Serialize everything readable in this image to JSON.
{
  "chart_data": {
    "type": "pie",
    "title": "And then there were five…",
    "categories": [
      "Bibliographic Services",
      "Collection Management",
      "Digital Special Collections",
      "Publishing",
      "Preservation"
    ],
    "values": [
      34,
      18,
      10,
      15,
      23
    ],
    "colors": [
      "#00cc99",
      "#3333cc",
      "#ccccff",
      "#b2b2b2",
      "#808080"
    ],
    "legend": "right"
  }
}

...

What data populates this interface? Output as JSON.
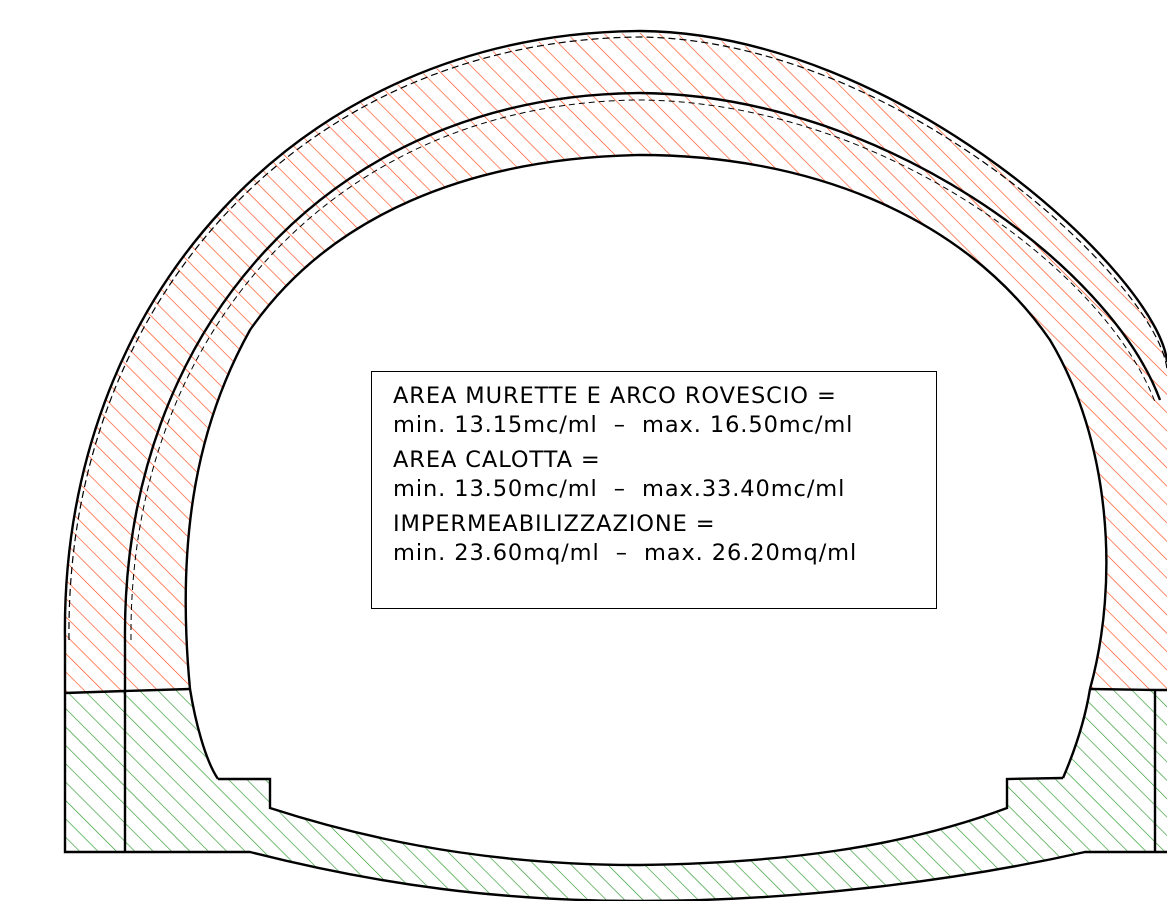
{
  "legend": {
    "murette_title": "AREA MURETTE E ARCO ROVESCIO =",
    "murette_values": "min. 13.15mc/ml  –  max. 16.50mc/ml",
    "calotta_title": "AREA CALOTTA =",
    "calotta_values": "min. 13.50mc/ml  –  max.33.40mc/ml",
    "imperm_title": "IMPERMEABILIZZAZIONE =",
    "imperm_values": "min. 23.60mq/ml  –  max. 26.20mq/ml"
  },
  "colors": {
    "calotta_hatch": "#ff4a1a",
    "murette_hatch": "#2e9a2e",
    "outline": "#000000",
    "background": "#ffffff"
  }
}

> [What you will do]
Write out every line of the preceding listing that contains "AREA".

> [Result of the exercise]
    "murette_title": "AREA MURETTE E ARCO ROVESCIO =",
    "calotta_title": "AREA CALOTTA =",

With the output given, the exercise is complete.